[Part of a data file]
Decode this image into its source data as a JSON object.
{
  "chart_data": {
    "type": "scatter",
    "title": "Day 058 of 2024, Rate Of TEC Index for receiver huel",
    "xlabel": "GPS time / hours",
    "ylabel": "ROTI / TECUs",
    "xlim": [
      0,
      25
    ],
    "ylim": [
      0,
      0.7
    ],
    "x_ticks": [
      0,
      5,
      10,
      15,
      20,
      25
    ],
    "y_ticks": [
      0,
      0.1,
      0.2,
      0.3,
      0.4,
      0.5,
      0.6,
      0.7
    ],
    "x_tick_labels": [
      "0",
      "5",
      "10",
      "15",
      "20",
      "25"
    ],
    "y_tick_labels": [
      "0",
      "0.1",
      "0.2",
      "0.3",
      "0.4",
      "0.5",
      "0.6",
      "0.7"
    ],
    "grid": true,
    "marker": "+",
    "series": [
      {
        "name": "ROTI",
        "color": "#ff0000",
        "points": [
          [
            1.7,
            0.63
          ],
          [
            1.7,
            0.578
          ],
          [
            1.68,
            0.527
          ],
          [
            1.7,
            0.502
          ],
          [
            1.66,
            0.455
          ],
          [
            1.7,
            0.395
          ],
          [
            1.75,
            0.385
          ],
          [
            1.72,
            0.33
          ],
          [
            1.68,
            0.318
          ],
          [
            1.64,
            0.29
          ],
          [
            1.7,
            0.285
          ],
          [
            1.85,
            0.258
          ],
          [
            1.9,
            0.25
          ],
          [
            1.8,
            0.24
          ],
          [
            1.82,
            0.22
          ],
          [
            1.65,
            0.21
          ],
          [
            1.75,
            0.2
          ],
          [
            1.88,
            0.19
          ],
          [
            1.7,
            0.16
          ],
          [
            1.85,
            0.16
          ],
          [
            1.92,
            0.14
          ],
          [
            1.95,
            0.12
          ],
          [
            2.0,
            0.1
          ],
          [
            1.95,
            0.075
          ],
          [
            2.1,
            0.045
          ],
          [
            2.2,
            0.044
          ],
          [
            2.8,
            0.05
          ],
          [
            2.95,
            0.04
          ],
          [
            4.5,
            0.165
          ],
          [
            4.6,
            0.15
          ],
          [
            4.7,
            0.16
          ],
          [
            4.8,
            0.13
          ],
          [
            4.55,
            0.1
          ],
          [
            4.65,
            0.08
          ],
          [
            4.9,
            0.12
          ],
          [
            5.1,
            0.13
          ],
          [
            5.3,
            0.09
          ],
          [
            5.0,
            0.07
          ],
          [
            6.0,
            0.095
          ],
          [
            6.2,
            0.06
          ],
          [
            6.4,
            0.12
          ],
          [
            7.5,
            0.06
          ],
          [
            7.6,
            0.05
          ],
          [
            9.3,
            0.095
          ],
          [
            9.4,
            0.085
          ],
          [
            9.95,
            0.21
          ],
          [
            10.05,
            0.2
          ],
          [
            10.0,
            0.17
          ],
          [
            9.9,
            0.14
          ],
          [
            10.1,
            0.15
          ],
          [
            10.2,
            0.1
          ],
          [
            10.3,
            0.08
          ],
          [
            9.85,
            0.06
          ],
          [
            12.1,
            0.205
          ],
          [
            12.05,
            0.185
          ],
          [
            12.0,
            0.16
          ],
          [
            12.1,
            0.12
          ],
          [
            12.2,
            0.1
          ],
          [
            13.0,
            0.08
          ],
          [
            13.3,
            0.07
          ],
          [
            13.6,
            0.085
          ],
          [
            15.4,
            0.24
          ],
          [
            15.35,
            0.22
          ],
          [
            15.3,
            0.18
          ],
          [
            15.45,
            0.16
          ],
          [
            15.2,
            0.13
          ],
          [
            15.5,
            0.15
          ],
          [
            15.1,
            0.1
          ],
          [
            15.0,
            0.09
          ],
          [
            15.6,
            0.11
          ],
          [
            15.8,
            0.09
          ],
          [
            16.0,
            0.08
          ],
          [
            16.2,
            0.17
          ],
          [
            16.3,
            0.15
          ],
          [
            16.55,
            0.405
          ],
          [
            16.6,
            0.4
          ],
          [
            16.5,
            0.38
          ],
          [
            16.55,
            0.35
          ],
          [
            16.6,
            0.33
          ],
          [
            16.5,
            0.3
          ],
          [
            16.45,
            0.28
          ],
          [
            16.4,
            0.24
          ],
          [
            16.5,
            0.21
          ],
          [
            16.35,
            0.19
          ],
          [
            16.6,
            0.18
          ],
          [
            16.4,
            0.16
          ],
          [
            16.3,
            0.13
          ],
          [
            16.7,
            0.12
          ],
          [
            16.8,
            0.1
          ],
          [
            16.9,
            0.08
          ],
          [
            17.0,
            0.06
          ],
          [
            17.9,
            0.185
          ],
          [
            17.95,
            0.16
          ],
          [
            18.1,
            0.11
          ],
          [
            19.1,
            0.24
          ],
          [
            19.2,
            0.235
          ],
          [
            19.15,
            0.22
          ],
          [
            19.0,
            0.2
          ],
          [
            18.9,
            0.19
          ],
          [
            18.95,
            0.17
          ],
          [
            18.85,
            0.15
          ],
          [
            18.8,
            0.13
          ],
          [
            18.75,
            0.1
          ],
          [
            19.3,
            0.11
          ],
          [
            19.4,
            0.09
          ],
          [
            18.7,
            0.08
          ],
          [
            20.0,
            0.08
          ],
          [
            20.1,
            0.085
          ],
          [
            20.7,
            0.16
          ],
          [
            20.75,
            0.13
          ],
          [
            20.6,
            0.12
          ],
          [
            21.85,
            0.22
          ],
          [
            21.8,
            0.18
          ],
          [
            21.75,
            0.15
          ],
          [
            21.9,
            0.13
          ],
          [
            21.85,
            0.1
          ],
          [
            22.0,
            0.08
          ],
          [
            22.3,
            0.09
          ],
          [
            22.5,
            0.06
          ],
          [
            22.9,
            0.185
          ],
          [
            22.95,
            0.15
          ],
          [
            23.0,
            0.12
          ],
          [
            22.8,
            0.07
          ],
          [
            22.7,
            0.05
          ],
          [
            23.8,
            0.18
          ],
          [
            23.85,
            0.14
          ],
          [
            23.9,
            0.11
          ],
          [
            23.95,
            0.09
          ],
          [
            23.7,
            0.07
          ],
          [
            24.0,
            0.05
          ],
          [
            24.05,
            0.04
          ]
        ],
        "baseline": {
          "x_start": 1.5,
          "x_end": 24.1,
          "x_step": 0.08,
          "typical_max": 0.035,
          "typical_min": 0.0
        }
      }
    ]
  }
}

Problem statement:
Print the material once more, exactly.

Output of the task:
Decode this image into its source data as a JSON object.
{
  "chart_data": {
    "type": "scatter",
    "title": "Day 058 of 2024, Rate Of TEC Index for receiver huel",
    "xlabel": "GPS time / hours",
    "ylabel": "ROTI / TECUs",
    "xlim": [
      0,
      25
    ],
    "ylim": [
      0,
      0.7
    ],
    "x_ticks": [
      0,
      5,
      10,
      15,
      20,
      25
    ],
    "y_ticks": [
      0,
      0.1,
      0.2,
      0.3,
      0.4,
      0.5,
      0.6,
      0.7
    ],
    "x_tick_labels": [
      "0",
      "5",
      "10",
      "15",
      "20",
      "25"
    ],
    "y_tick_labels": [
      "0",
      "0.1",
      "0.2",
      "0.3",
      "0.4",
      "0.5",
      "0.6",
      "0.7"
    ],
    "grid": true,
    "marker": "+",
    "series": [
      {
        "name": "ROTI",
        "color": "#ff0000",
        "points": [
          [
            1.7,
            0.63
          ],
          [
            1.7,
            0.578
          ],
          [
            1.68,
            0.527
          ],
          [
            1.7,
            0.502
          ],
          [
            1.66,
            0.455
          ],
          [
            1.7,
            0.395
          ],
          [
            1.75,
            0.385
          ],
          [
            1.72,
            0.33
          ],
          [
            1.68,
            0.318
          ],
          [
            1.64,
            0.29
          ],
          [
            1.7,
            0.285
          ],
          [
            1.85,
            0.258
          ],
          [
            1.9,
            0.25
          ],
          [
            1.8,
            0.24
          ],
          [
            1.82,
            0.22
          ],
          [
            1.65,
            0.21
          ],
          [
            1.75,
            0.2
          ],
          [
            1.88,
            0.19
          ],
          [
            1.7,
            0.16
          ],
          [
            1.85,
            0.16
          ],
          [
            1.92,
            0.14
          ],
          [
            1.95,
            0.12
          ],
          [
            2.0,
            0.1
          ],
          [
            1.95,
            0.075
          ],
          [
            2.1,
            0.045
          ],
          [
            2.2,
            0.044
          ],
          [
            2.8,
            0.05
          ],
          [
            2.95,
            0.04
          ],
          [
            4.5,
            0.165
          ],
          [
            4.6,
            0.15
          ],
          [
            4.7,
            0.16
          ],
          [
            4.8,
            0.13
          ],
          [
            4.55,
            0.1
          ],
          [
            4.65,
            0.08
          ],
          [
            4.9,
            0.12
          ],
          [
            5.1,
            0.13
          ],
          [
            5.3,
            0.09
          ],
          [
            5.0,
            0.07
          ],
          [
            6.0,
            0.095
          ],
          [
            6.2,
            0.06
          ],
          [
            6.4,
            0.12
          ],
          [
            7.5,
            0.06
          ],
          [
            7.6,
            0.05
          ],
          [
            9.3,
            0.095
          ],
          [
            9.4,
            0.085
          ],
          [
            9.95,
            0.21
          ],
          [
            10.05,
            0.2
          ],
          [
            10.0,
            0.17
          ],
          [
            9.9,
            0.14
          ],
          [
            10.1,
            0.15
          ],
          [
            10.2,
            0.1
          ],
          [
            10.3,
            0.08
          ],
          [
            9.85,
            0.06
          ],
          [
            12.1,
            0.205
          ],
          [
            12.05,
            0.185
          ],
          [
            12.0,
            0.16
          ],
          [
            12.1,
            0.12
          ],
          [
            12.2,
            0.1
          ],
          [
            13.0,
            0.08
          ],
          [
            13.3,
            0.07
          ],
          [
            13.6,
            0.085
          ],
          [
            15.4,
            0.24
          ],
          [
            15.35,
            0.22
          ],
          [
            15.3,
            0.18
          ],
          [
            15.45,
            0.16
          ],
          [
            15.2,
            0.13
          ],
          [
            15.5,
            0.15
          ],
          [
            15.1,
            0.1
          ],
          [
            15.0,
            0.09
          ],
          [
            15.6,
            0.11
          ],
          [
            15.8,
            0.09
          ],
          [
            16.0,
            0.08
          ],
          [
            16.2,
            0.17
          ],
          [
            16.3,
            0.15
          ],
          [
            16.55,
            0.405
          ],
          [
            16.6,
            0.4
          ],
          [
            16.5,
            0.38
          ],
          [
            16.55,
            0.35
          ],
          [
            16.6,
            0.33
          ],
          [
            16.5,
            0.3
          ],
          [
            16.45,
            0.28
          ],
          [
            16.4,
            0.24
          ],
          [
            16.5,
            0.21
          ],
          [
            16.35,
            0.19
          ],
          [
            16.6,
            0.18
          ],
          [
            16.4,
            0.16
          ],
          [
            16.3,
            0.13
          ],
          [
            16.7,
            0.12
          ],
          [
            16.8,
            0.1
          ],
          [
            16.9,
            0.08
          ],
          [
            17.0,
            0.06
          ],
          [
            17.9,
            0.185
          ],
          [
            17.95,
            0.16
          ],
          [
            18.1,
            0.11
          ],
          [
            19.1,
            0.24
          ],
          [
            19.2,
            0.235
          ],
          [
            19.15,
            0.22
          ],
          [
            19.0,
            0.2
          ],
          [
            18.9,
            0.19
          ],
          [
            18.95,
            0.17
          ],
          [
            18.85,
            0.15
          ],
          [
            18.8,
            0.13
          ],
          [
            18.75,
            0.1
          ],
          [
            19.3,
            0.11
          ],
          [
            19.4,
            0.09
          ],
          [
            18.7,
            0.08
          ],
          [
            20.0,
            0.08
          ],
          [
            20.1,
            0.085
          ],
          [
            20.7,
            0.16
          ],
          [
            20.75,
            0.13
          ],
          [
            20.6,
            0.12
          ],
          [
            21.85,
            0.22
          ],
          [
            21.8,
            0.18
          ],
          [
            21.75,
            0.15
          ],
          [
            21.9,
            0.13
          ],
          [
            21.85,
            0.1
          ],
          [
            22.0,
            0.08
          ],
          [
            22.3,
            0.09
          ],
          [
            22.5,
            0.06
          ],
          [
            22.9,
            0.185
          ],
          [
            22.95,
            0.15
          ],
          [
            23.0,
            0.12
          ],
          [
            22.8,
            0.07
          ],
          [
            22.7,
            0.05
          ],
          [
            23.8,
            0.18
          ],
          [
            23.85,
            0.14
          ],
          [
            23.9,
            0.11
          ],
          [
            23.95,
            0.09
          ],
          [
            23.7,
            0.07
          ],
          [
            24.0,
            0.05
          ],
          [
            24.05,
            0.04
          ]
        ],
        "baseline": {
          "x_start": 1.5,
          "x_end": 24.1,
          "x_step": 0.08,
          "typical_max": 0.035,
          "typical_min": 0.0
        }
      }
    ]
  }
}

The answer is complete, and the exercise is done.